-- Begin Listed entries --
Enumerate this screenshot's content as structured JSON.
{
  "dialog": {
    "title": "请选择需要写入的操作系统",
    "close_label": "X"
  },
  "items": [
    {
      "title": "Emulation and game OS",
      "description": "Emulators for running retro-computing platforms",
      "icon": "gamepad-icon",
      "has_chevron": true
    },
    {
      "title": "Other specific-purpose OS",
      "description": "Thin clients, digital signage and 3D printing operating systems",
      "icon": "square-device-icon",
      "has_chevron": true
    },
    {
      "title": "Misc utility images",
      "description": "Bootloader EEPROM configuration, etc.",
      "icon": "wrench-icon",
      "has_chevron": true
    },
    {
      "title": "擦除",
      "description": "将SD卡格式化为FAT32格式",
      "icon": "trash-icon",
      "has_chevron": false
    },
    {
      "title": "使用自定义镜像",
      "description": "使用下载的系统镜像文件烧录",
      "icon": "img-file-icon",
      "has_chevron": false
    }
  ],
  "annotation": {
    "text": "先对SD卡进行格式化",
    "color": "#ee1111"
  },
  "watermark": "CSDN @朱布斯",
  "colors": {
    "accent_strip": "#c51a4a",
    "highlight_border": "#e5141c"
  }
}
-- End Listed entries --
# Instructions for the task
What is the number of lines above that contain "title"? Answer with that number only.

# Solution to this problem
6